A block of data

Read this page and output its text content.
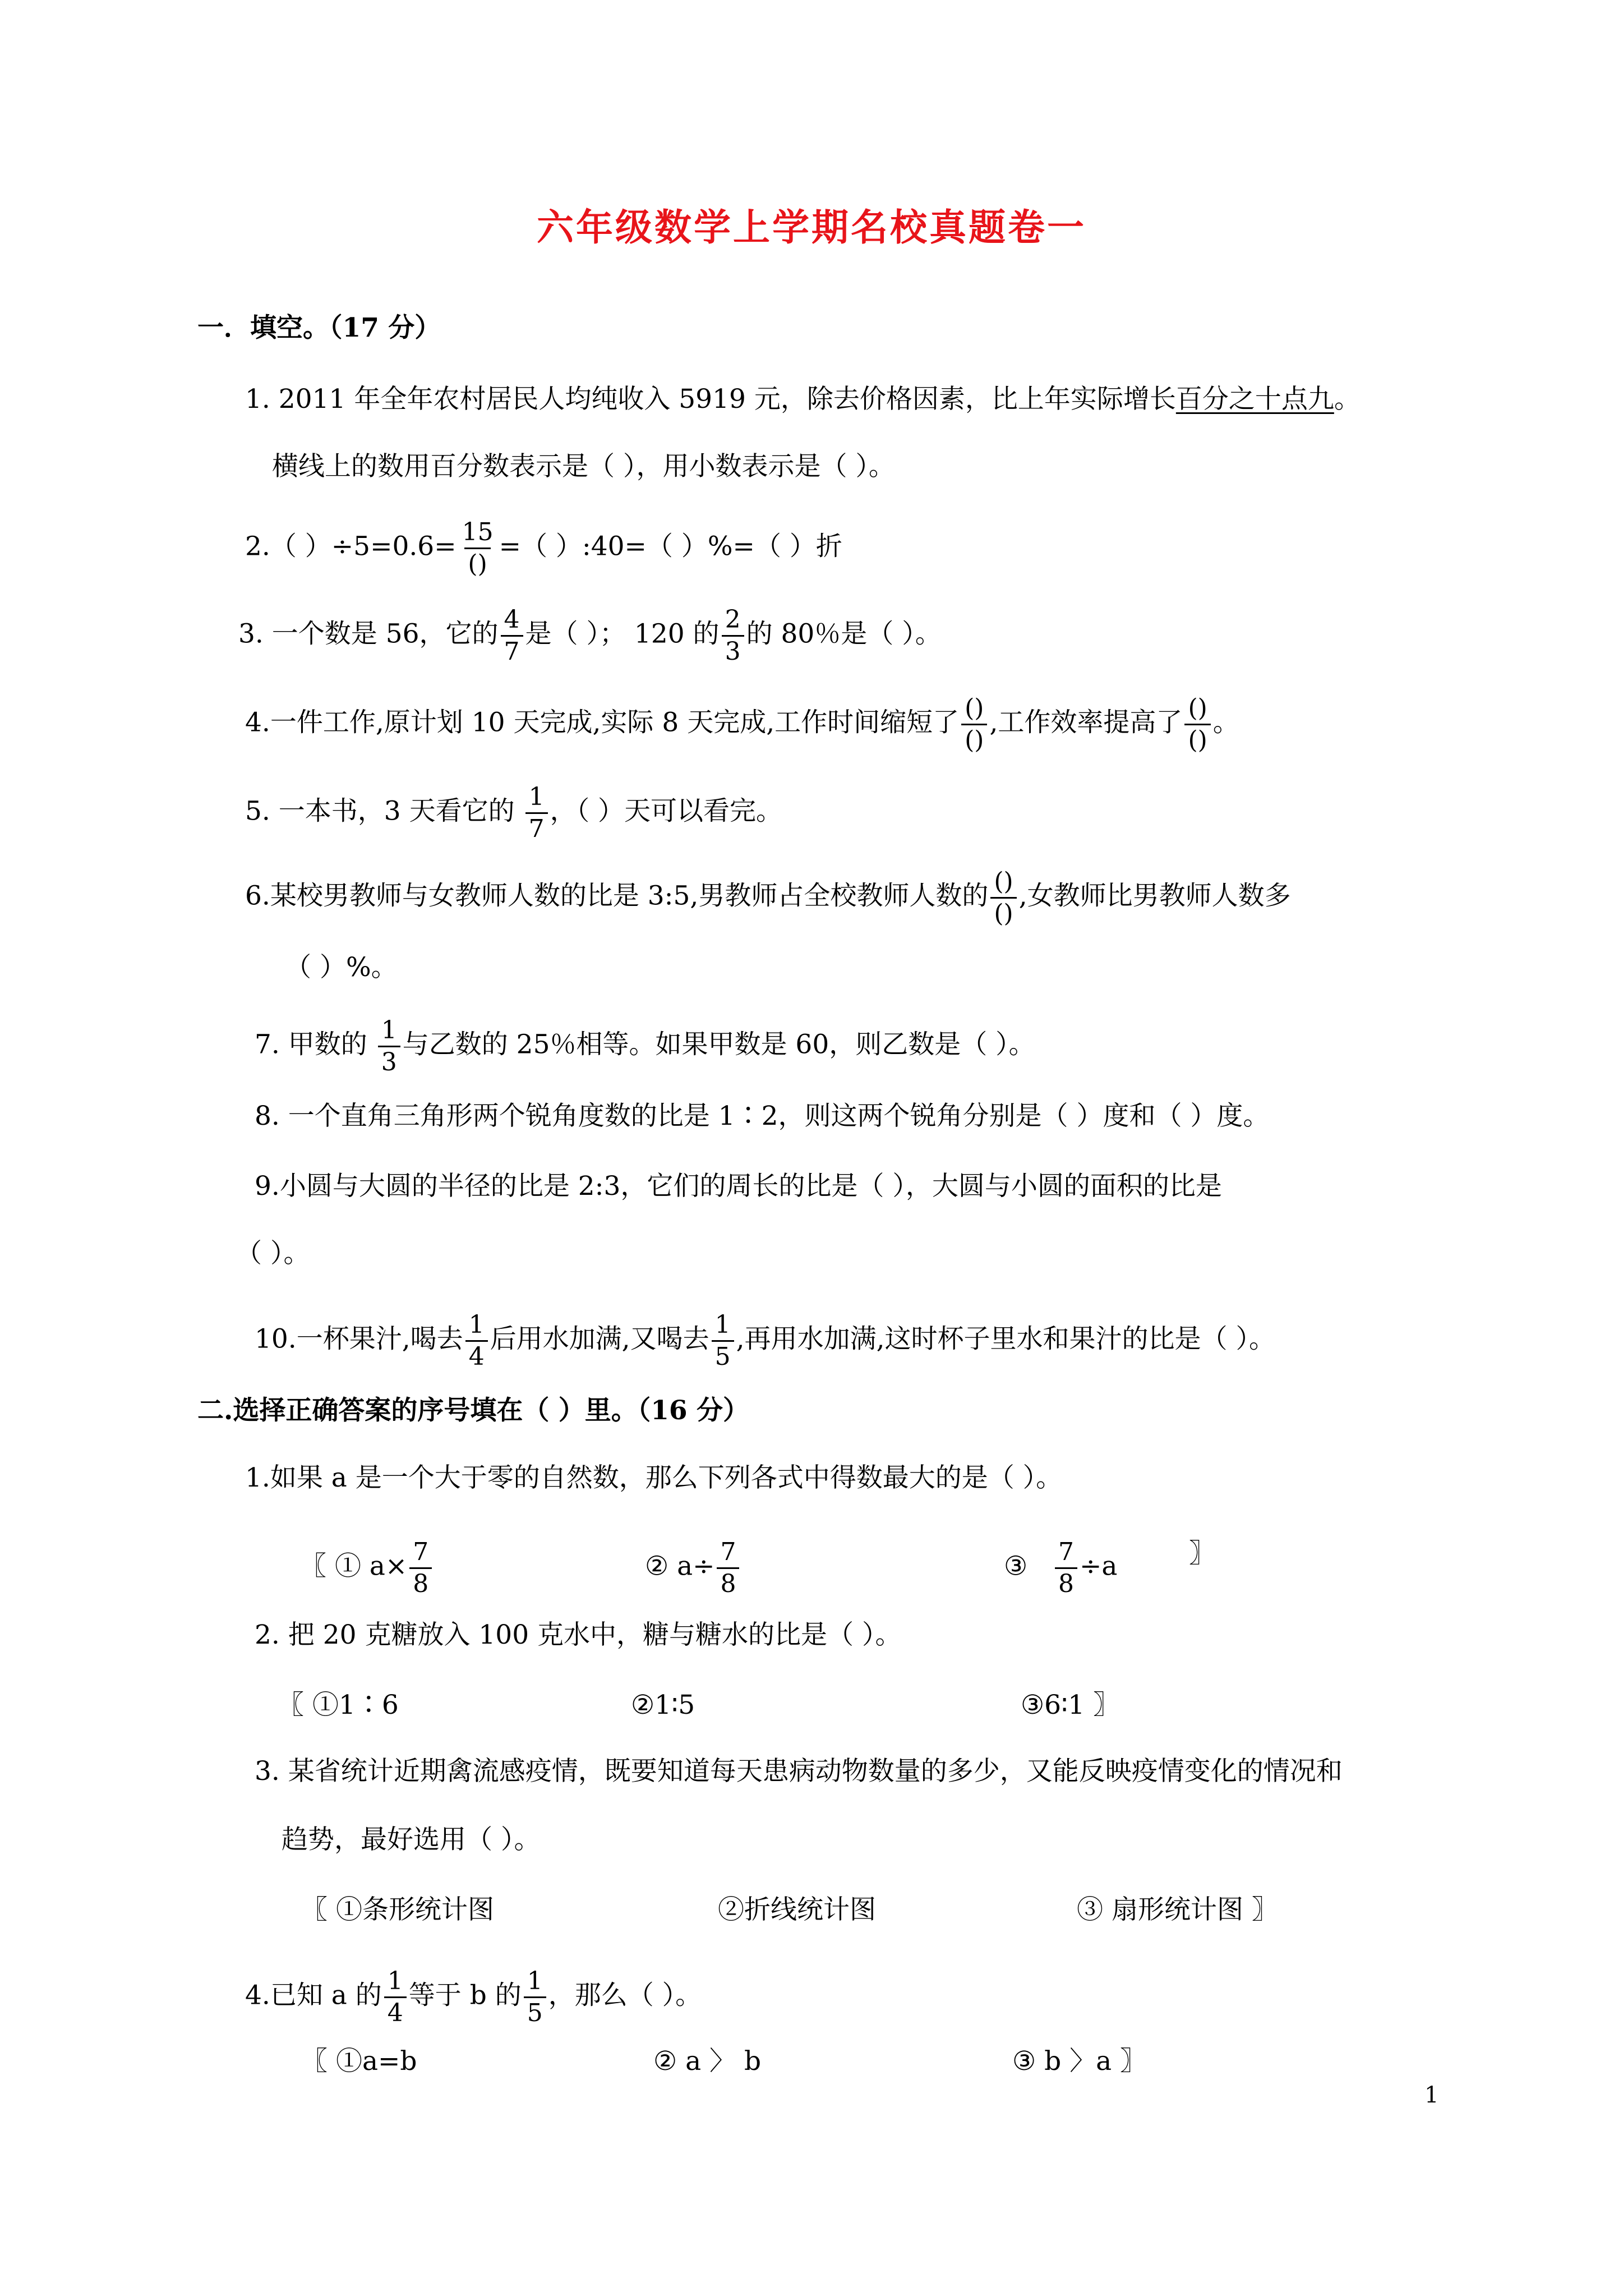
六年级数学上学期名校真题卷一
一．填空。（17 分）
1. 2011 年全年农村居民人均纯收入 5919 元，除去价格因素，比上年实际增长百分之十点九。
横线上的数用百分数表示是（ ），用小数表示是（ ）。
2.（ ）÷5=0.6= 15
()
=（ ）:40=（ ）%=（ ）折
3. 一个数是 56，它的 $\frac{4}{7}$ 是（ ）； 120 的 $\frac{2}{3}$ 的 80％是（ ）。
4.一件工作,原计划 10 天完成,实际 8 天完成,工作时间缩短了 ()
()
,工作效率提高了 ()
()
。
5. 一本书，3 天看它的 $\frac{1}{7}$ ，（ ）天可以看完。
6.某校男教师与女教师人数的比是 3:5,男教师占全校教师人数的 ()
()
,女教师比男教师人数多
（ ）%。
7. 甲数的 $\frac{1}{3}$ 与乙数的 25％相等。如果甲数是 60，则乙数是（ ）。
8. 一个直角三角形两个锐角度数的比是 1∶2，则这两个锐角分别是（ ）度和（ ）度。
9.小圆与大圆的半径的比是 2:3，它们的周长的比是（ ），大圆与小圆的面积的比是
（ ）。
10.一杯果汁,喝去 $\frac{1}{4}$ 后用水加满,又喝去 $\frac{1}{5}$ ,再用水加满,这时杯子里水和果汁的比是（ ）。
二.选择正确答案的序号填在（ ）里。（16 分）
1.如果 a 是一个大于零的自然数，那么下列各式中得数最大的是（ ）。
〖 ① $a\times \frac{7}{8}$	② $a\div \frac{7}{8}$	③ $\frac{7}{8} \div a$	〗
2. 把 20 克糖放入 100 克水中，糖与糖水的比是（ ）。
〖 ①1∶6	②1∶5	③6∶1 〗
3. 某省统计近期禽流感疫情，既要知道每天患病动物数量的多少，又能反映疫情变化的情况和
趋势，最好选用（ ）。
〖 ①条形统计图	②折线统计图	③ 扇形统计图 〗
4.已知 a 的 $\frac{1}{4}$ 等于 b 的 $\frac{1}{5}$ ，那么（ ）。
〖 ①a=b	② a 〉 b	③ b 〉a 〗
1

■ Task to carry out ■
Transcribe each line above verbatim, with the pictures left out.

■ The reply ■
Read this page and output its text content.
六年级数学上学期名校真题卷一
一．填空。（17 分）
1. 2011 年全年农村居民人均纯收入 5919 元，除去价格因素，比上年实际增长百分之十点九。
横线上的数用百分数表示是（ ），用小数表示是（ ）。
2.（ ）÷5=0.6= 15
()
=（ ）:40=（ ）%=（ ）折
3. 一个数是 56，它的 $\frac{4}{7}$ 是（ ）； 120 的 $\frac{2}{3}$ 的 80％是（ ）。
4.一件工作,原计划 10 天完成,实际 8 天完成,工作时间缩短了 ()
()
,工作效率提高了 ()
()
。
5. 一本书，3 天看它的 $\frac{1}{7}$ ，（ ）天可以看完。
6.某校男教师与女教师人数的比是 3:5,男教师占全校教师人数的 ()
()
,女教师比男教师人数多
（ ）%。
7. 甲数的 $\frac{1}{3}$ 与乙数的 25％相等。如果甲数是 60，则乙数是（ ）。
8. 一个直角三角形两个锐角度数的比是 1∶2，则这两个锐角分别是（ ）度和（ ）度。
9.小圆与大圆的半径的比是 2:3，它们的周长的比是（ ），大圆与小圆的面积的比是
（ ）。
10.一杯果汁,喝去 $\frac{1}{4}$ 后用水加满,又喝去 $\frac{1}{5}$ ,再用水加满,这时杯子里水和果汁的比是（ ）。
二.选择正确答案的序号填在（ ）里。（16 分）
1.如果 a 是一个大于零的自然数，那么下列各式中得数最大的是（ ）。
〖 ① $a\times \frac{7}{8}$	② $a\div \frac{7}{8}$	③ $\frac{7}{8} \div a$	〗
2. 把 20 克糖放入 100 克水中，糖与糖水的比是（ ）。
〖 ①1∶6	②1∶5	③6∶1 〗
3. 某省统计近期禽流感疫情，既要知道每天患病动物数量的多少，又能反映疫情变化的情况和
趋势，最好选用（ ）。
〖 ①条形统计图	②折线统计图	③ 扇形统计图 〗
4.已知 a 的 $\frac{1}{4}$ 等于 b 的 $\frac{1}{5}$ ，那么（ ）。
〖 ①a=b	② a 〉 b	③ b 〉a 〗
1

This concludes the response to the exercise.